Goal of the exercise:
Below are some records. Copy every line in them that holds "siue".

Provided records:
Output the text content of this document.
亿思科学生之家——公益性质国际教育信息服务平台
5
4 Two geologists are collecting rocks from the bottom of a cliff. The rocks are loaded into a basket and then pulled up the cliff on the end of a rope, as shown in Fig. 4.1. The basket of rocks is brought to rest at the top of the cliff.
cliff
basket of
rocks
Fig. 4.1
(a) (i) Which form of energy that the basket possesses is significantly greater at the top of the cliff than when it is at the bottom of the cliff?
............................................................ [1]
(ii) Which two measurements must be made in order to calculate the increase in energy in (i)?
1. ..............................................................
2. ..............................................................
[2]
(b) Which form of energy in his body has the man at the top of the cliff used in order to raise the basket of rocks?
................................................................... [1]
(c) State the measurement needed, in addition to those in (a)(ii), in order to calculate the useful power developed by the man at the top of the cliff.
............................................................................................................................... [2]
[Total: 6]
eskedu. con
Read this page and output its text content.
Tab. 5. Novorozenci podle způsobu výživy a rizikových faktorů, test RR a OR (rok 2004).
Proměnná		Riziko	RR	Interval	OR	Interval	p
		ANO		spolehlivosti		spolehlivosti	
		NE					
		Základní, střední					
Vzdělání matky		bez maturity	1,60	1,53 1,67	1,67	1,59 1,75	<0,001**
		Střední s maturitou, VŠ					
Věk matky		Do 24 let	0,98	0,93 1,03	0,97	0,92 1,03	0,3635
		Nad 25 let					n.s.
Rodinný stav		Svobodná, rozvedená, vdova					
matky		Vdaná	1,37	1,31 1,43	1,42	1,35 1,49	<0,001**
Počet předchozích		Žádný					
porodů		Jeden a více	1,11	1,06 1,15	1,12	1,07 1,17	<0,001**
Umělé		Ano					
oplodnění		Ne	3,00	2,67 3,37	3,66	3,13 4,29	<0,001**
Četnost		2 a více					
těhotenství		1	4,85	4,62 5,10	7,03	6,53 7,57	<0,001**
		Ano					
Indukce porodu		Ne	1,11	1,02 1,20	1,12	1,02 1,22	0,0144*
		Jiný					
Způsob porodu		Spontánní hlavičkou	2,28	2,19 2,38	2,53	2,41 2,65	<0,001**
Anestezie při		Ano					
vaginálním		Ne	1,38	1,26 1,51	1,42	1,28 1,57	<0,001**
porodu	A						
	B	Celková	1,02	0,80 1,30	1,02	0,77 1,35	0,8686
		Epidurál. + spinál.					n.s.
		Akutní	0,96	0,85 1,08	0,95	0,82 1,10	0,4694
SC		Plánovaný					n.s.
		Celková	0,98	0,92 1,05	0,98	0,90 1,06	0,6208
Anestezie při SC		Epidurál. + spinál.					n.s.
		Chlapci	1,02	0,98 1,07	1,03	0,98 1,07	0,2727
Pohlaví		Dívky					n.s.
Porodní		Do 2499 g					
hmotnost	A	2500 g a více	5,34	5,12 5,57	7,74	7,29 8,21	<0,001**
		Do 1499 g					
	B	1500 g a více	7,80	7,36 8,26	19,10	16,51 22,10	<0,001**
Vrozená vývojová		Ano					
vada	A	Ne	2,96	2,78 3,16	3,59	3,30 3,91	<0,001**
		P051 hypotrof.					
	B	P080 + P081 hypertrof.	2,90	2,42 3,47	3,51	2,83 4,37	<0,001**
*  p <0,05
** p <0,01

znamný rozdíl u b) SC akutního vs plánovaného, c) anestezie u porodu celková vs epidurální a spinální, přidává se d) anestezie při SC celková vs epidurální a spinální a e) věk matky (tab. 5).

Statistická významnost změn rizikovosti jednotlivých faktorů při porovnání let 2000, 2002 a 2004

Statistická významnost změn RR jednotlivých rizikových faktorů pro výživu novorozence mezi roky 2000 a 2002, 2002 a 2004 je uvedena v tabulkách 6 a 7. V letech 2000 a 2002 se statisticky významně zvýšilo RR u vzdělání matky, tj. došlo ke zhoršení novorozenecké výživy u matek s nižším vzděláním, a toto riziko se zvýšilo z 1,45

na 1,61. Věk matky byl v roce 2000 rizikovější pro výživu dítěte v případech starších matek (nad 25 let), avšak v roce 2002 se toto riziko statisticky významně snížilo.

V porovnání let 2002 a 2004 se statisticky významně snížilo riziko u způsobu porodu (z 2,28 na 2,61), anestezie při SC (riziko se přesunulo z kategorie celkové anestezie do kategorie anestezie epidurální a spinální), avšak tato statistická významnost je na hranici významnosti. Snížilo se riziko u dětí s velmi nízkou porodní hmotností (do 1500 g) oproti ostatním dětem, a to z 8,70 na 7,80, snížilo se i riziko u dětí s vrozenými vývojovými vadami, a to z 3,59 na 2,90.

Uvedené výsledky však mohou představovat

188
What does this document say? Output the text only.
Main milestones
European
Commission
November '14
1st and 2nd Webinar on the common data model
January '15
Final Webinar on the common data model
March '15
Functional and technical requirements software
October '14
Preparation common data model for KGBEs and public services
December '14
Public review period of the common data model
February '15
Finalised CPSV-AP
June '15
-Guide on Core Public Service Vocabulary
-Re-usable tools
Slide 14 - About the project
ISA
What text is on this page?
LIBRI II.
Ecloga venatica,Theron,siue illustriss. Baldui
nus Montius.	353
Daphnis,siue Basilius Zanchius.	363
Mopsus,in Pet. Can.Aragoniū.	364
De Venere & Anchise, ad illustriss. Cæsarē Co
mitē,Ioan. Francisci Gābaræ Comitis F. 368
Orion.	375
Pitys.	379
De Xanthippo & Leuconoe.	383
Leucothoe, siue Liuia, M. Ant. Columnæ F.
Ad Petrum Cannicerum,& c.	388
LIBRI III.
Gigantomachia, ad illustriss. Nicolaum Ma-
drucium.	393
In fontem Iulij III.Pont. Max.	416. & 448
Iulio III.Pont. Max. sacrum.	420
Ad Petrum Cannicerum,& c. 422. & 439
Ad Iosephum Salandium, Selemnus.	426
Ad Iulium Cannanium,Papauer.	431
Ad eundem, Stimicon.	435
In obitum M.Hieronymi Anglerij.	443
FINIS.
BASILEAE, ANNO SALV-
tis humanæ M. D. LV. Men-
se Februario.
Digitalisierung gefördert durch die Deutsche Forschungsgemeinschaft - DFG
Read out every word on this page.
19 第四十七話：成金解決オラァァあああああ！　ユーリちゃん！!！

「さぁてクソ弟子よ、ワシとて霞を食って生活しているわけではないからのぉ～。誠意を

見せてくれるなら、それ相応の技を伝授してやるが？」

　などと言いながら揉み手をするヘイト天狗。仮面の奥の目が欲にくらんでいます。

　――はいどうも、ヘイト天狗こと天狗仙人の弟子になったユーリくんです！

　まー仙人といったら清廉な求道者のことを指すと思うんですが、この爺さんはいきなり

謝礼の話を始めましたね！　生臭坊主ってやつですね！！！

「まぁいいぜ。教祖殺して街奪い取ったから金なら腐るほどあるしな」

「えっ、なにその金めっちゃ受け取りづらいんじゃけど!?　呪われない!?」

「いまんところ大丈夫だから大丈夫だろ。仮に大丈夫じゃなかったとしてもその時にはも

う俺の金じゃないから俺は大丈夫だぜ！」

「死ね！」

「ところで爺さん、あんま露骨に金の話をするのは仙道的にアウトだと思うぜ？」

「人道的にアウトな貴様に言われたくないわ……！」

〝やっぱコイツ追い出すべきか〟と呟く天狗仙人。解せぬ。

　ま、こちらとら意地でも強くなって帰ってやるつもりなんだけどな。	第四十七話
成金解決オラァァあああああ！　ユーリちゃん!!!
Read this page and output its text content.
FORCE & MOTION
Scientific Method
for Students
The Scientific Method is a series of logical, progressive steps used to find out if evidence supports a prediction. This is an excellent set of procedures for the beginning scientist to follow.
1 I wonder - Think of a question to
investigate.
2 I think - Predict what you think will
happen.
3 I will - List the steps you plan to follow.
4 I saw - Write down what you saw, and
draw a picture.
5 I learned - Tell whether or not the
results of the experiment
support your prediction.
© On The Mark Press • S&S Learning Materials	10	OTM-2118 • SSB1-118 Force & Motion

Written solution:
Ecloga venatica,Theron,siue illustriss. Baldui
Daphnis,siue Basilius Zanchius.	363
Leucothoe, siue Liuia, M. Ant. Columnæ F.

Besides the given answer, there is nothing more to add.